Required work: Narrow the data below down to the lines containing "酸素療法".

Data records:
Start of Block

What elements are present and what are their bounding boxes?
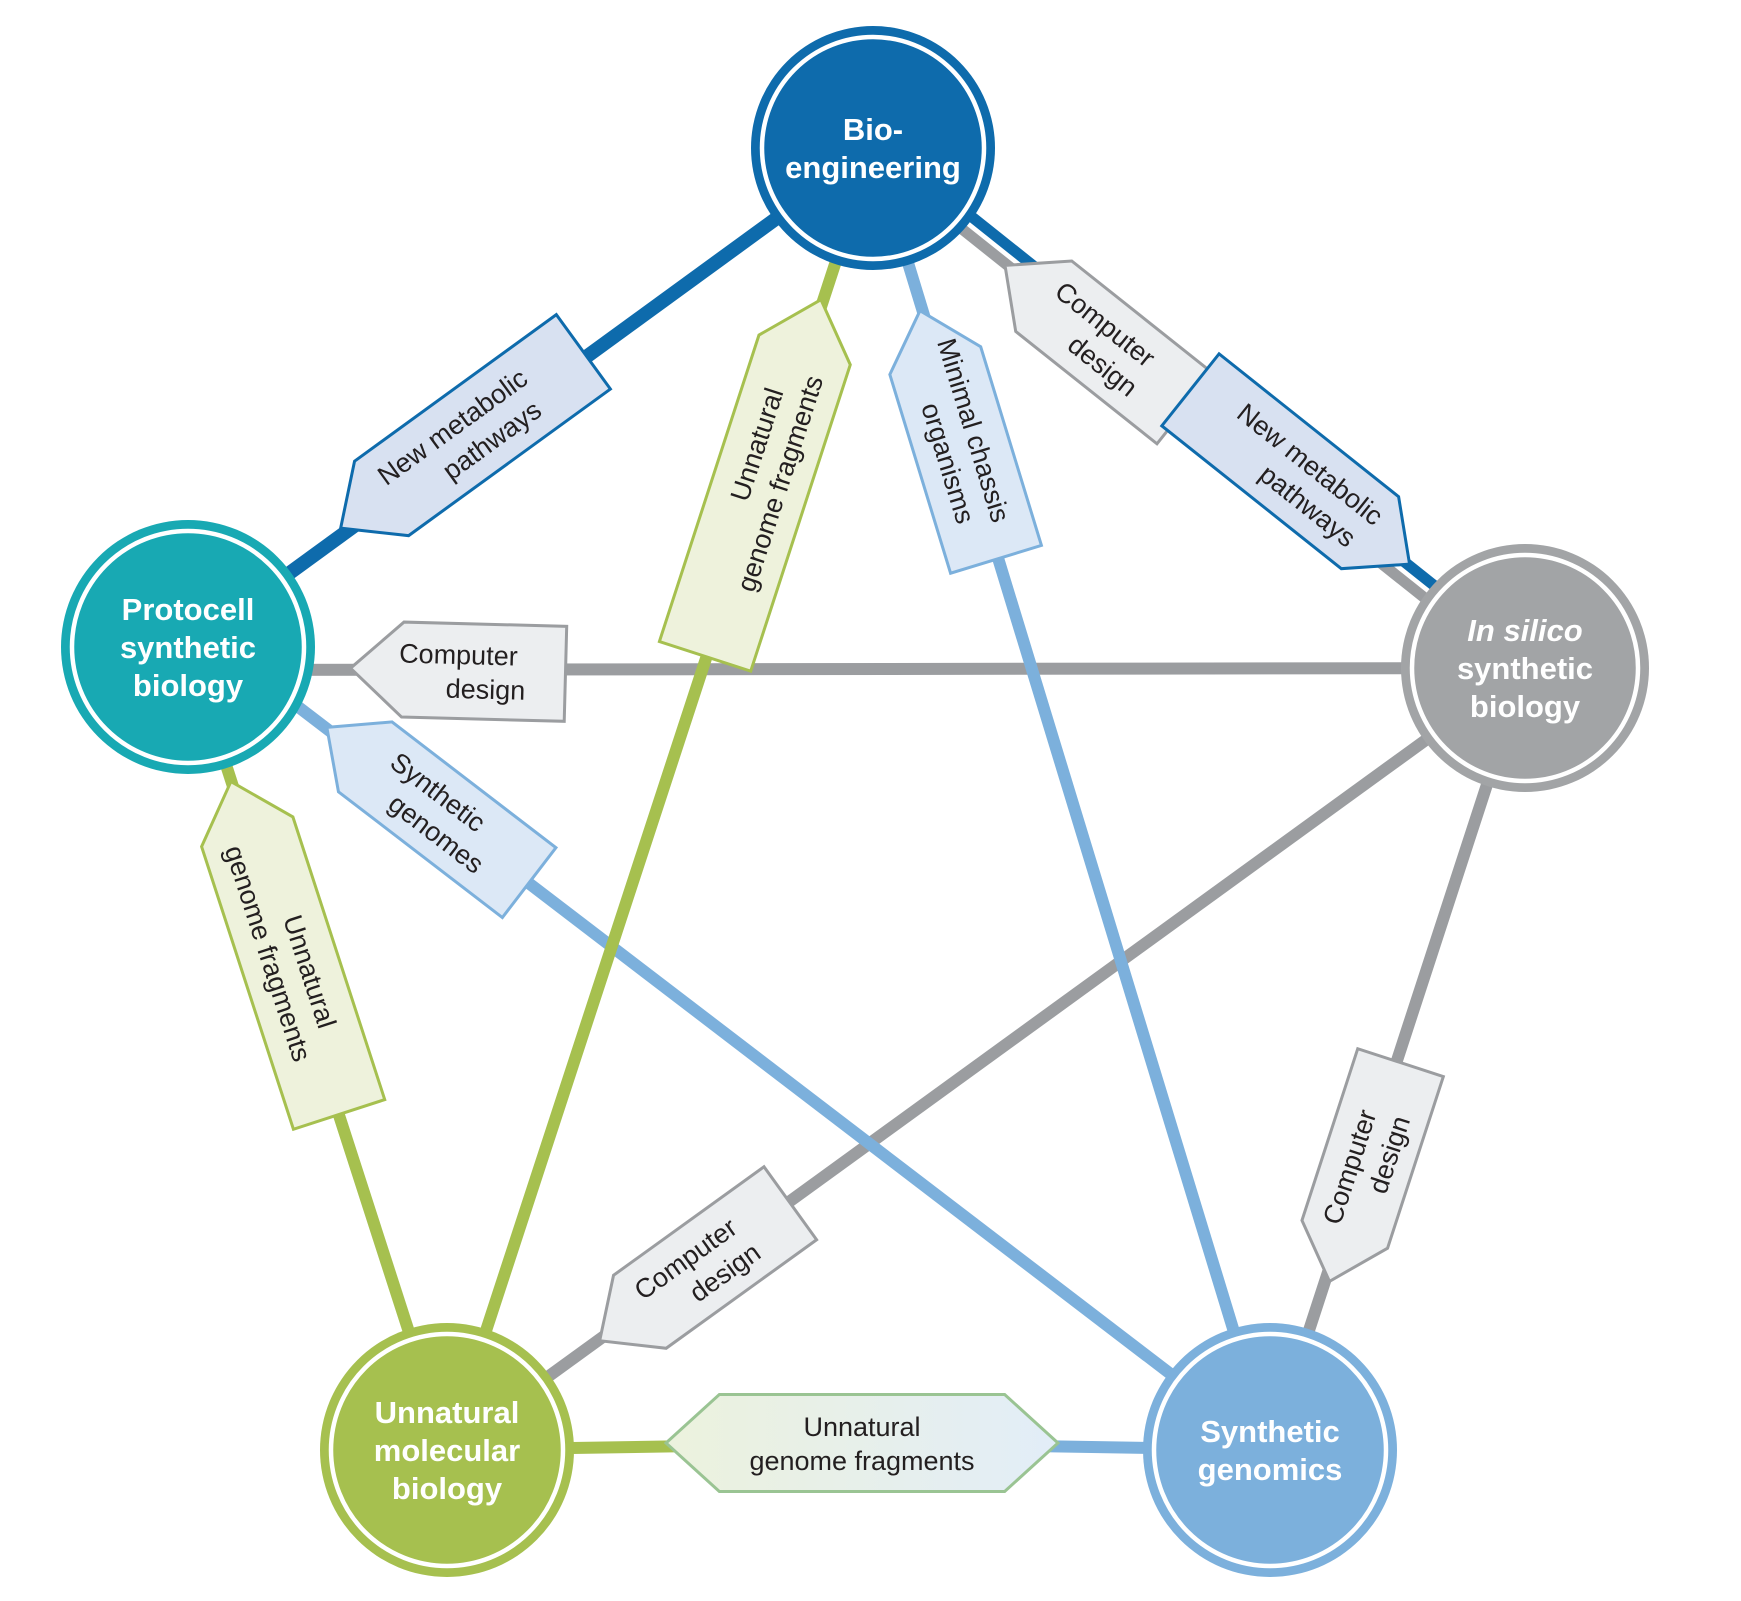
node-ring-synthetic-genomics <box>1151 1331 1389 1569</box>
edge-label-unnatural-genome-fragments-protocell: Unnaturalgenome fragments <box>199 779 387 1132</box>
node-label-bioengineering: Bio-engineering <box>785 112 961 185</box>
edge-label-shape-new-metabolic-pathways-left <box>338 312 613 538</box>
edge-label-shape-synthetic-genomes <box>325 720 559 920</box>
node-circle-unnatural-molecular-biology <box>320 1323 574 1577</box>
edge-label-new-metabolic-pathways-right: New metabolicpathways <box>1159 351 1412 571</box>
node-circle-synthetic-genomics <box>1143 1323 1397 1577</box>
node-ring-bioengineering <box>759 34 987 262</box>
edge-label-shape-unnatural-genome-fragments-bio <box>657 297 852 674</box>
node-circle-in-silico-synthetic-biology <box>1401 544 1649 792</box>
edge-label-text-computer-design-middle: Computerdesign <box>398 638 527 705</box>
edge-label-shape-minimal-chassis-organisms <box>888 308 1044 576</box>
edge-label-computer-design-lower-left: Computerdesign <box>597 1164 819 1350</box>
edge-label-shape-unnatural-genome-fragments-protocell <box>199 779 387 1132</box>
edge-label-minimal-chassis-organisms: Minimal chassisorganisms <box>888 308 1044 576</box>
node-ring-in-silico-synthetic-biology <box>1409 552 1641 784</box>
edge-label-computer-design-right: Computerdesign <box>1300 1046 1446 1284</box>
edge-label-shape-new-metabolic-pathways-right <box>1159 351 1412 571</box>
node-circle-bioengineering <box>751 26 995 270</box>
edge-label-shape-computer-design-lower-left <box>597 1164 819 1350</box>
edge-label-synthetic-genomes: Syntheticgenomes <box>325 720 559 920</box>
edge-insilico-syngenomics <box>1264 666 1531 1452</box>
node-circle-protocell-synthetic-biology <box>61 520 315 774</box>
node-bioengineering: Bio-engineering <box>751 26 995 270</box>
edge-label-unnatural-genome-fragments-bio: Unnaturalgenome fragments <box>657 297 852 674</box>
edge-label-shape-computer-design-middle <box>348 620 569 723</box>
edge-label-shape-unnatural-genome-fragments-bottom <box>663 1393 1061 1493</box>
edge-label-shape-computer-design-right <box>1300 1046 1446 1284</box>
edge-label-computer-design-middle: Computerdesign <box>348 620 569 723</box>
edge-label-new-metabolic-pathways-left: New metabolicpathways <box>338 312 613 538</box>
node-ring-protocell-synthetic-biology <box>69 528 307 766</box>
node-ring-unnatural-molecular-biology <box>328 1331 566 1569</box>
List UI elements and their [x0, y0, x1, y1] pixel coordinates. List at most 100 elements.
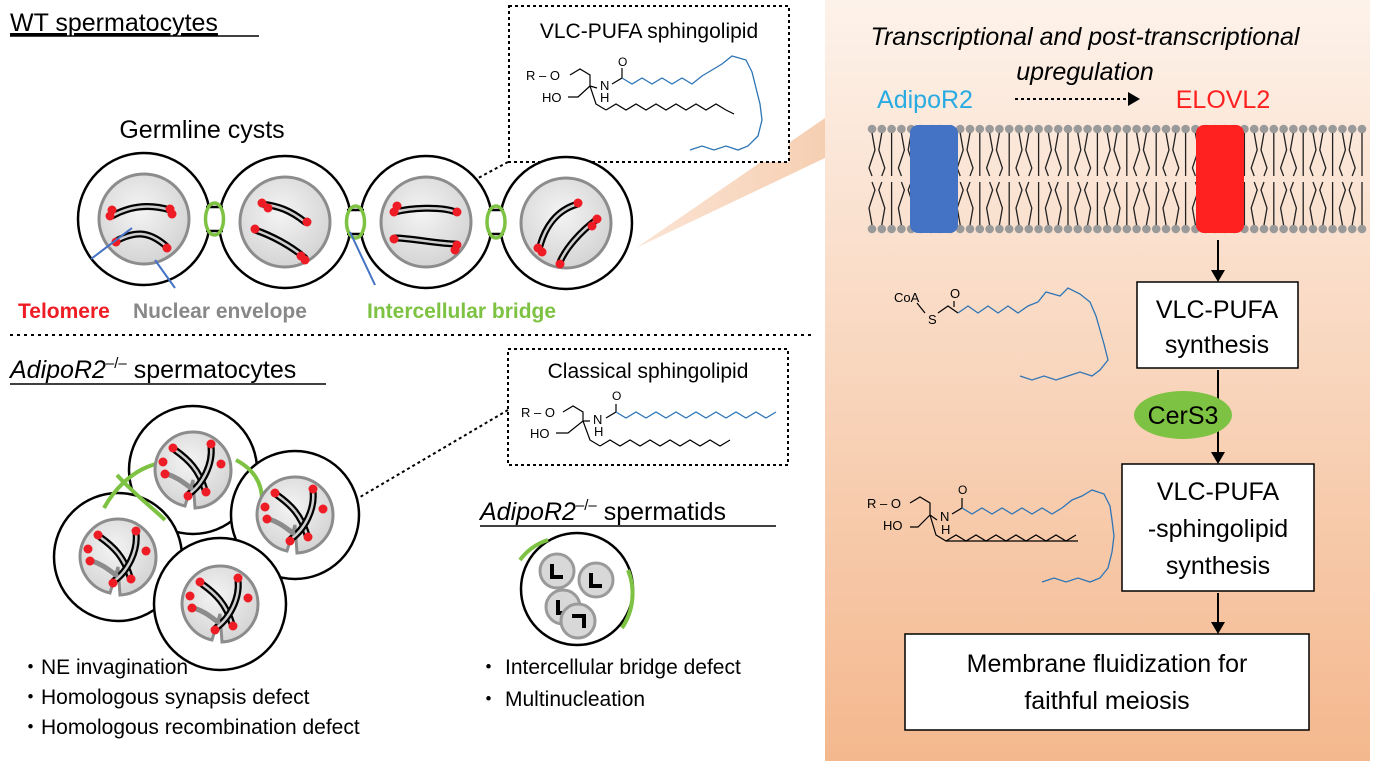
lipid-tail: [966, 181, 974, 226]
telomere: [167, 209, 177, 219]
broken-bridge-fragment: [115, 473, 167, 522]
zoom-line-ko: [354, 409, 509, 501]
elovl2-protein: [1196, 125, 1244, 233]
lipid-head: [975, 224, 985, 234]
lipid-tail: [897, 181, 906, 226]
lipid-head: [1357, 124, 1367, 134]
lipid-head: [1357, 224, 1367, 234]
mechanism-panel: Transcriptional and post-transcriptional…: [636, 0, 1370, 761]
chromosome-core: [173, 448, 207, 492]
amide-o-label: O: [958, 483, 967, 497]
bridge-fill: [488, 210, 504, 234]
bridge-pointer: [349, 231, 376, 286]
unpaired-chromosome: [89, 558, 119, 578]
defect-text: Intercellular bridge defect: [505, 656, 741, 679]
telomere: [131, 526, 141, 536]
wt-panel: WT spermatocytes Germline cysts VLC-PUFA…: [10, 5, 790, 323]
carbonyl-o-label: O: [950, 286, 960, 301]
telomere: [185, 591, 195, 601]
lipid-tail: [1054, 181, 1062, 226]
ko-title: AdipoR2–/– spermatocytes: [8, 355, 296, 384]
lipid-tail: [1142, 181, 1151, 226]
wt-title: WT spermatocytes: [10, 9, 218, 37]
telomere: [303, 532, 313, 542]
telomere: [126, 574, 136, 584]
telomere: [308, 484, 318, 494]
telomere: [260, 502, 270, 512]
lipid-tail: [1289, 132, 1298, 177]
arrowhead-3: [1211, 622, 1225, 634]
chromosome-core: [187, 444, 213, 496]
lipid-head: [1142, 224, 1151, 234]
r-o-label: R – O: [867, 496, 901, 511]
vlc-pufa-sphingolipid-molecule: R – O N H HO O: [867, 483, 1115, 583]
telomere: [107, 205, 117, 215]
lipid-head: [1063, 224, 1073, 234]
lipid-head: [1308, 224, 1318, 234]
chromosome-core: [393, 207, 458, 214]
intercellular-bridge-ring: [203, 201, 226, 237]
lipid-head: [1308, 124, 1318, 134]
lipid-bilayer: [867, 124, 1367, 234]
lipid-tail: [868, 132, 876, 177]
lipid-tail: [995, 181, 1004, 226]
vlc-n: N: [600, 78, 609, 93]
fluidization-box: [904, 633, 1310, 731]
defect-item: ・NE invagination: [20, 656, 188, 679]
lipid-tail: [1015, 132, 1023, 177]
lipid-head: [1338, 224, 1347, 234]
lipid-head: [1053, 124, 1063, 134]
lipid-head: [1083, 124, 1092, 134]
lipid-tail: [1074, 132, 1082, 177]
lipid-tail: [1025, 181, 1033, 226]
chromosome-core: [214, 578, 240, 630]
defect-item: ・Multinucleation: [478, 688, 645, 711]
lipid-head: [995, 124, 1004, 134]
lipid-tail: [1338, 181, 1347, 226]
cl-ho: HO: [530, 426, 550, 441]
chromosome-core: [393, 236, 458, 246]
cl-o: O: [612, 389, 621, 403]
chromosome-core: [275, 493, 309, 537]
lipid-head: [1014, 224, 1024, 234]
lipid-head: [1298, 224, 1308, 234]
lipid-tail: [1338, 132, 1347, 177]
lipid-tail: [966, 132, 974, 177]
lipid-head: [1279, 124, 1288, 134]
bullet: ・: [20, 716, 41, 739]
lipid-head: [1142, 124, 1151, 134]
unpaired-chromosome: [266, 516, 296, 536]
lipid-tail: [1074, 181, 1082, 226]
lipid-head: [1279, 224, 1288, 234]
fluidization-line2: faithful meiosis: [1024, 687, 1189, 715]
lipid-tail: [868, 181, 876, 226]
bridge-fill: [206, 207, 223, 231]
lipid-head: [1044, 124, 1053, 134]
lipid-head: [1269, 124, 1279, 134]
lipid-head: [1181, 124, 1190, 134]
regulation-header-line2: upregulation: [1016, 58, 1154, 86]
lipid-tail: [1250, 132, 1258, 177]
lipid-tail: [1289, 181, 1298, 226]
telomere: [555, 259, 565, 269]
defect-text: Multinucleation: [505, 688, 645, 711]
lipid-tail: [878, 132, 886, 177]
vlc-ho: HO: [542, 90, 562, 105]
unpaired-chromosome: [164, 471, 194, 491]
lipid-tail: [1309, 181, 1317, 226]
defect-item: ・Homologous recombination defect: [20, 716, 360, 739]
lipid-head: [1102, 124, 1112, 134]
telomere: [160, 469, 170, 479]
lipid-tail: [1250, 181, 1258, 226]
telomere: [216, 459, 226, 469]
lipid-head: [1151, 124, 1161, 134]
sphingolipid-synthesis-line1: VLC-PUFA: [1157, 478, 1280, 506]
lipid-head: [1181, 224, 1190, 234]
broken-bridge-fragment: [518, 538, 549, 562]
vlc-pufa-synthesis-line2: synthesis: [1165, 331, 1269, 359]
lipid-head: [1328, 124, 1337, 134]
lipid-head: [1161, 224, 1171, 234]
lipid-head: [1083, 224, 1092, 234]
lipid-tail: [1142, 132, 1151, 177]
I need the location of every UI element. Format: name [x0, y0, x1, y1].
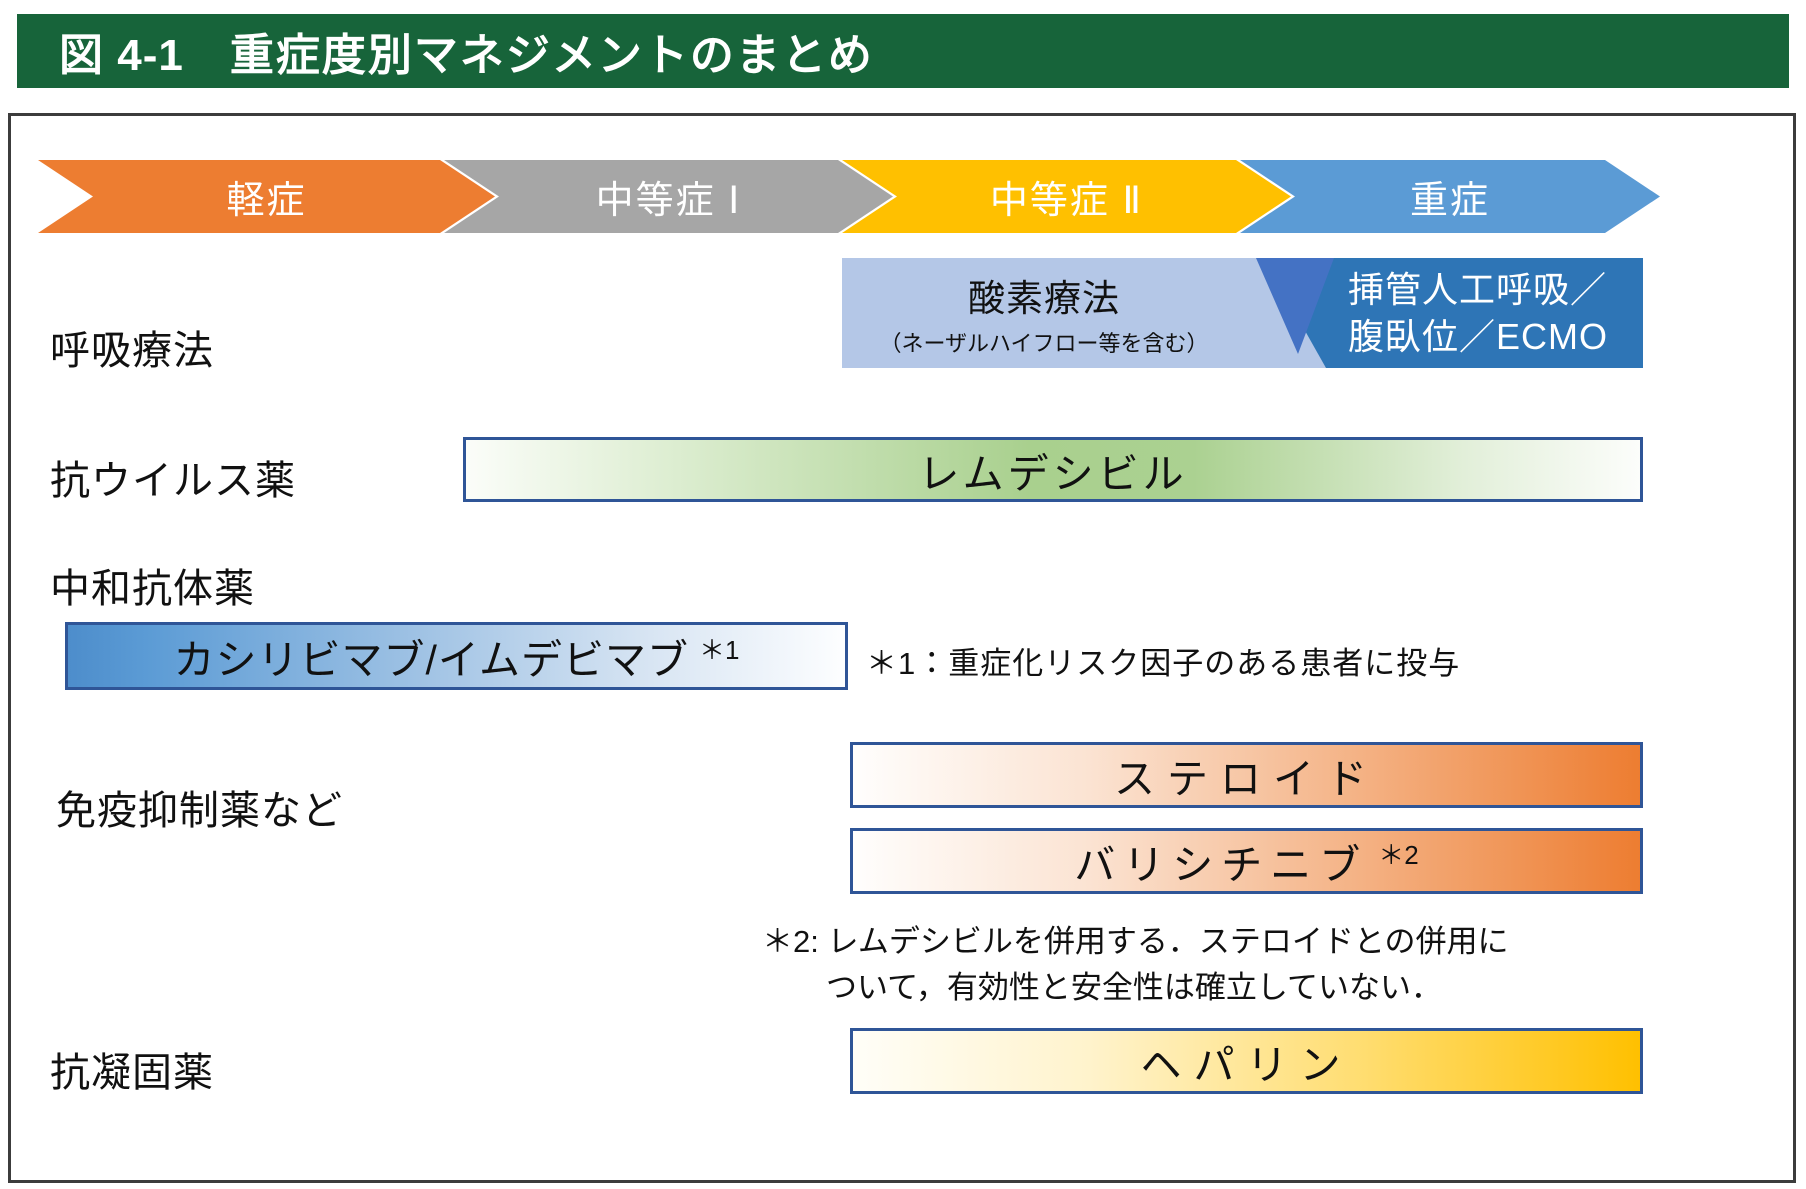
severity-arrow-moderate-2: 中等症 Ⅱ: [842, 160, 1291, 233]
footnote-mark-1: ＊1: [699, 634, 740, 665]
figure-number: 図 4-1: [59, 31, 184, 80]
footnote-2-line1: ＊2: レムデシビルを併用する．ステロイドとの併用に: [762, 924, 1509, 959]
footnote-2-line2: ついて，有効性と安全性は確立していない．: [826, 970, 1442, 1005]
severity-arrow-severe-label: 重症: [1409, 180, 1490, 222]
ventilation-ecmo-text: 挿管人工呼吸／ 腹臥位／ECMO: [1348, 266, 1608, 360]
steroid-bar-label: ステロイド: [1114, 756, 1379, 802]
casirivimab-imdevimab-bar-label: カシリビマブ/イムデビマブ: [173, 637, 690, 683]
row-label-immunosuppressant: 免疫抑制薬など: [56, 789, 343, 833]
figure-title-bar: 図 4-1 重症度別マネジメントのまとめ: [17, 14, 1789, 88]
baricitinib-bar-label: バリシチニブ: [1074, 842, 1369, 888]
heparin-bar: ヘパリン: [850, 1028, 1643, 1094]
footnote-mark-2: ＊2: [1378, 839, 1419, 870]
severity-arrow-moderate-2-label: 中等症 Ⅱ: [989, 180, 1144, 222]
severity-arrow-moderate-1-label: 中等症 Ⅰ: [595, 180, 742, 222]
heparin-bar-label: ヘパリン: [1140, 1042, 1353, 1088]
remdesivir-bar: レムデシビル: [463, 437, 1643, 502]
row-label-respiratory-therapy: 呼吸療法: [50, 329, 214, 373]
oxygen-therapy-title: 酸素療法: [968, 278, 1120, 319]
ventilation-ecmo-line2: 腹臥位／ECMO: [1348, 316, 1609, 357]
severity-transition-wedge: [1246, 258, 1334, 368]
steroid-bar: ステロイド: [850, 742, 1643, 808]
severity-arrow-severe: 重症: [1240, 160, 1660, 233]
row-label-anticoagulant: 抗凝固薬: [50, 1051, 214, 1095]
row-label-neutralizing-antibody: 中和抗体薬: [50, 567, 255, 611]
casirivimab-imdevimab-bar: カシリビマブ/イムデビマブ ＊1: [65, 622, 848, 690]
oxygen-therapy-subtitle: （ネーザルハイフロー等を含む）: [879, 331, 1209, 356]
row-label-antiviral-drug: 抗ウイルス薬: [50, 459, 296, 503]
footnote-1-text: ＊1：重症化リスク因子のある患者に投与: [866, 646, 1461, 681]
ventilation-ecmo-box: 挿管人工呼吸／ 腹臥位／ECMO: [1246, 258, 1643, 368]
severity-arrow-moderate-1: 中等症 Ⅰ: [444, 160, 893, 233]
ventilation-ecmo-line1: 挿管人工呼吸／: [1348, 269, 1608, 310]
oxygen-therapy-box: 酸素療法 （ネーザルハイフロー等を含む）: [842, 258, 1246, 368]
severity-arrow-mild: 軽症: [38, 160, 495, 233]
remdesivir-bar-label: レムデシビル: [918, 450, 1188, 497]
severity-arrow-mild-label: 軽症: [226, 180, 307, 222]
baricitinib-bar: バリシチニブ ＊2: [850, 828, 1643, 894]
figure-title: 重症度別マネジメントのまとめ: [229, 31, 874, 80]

End of Block

Task result:
oxygen-therapy-title: 酸素療法: [968, 278, 1120, 319]
oxygen-therapy-box: 酸素療法 （ネーザルハイフロー等を含む）: [842, 258, 1246, 368]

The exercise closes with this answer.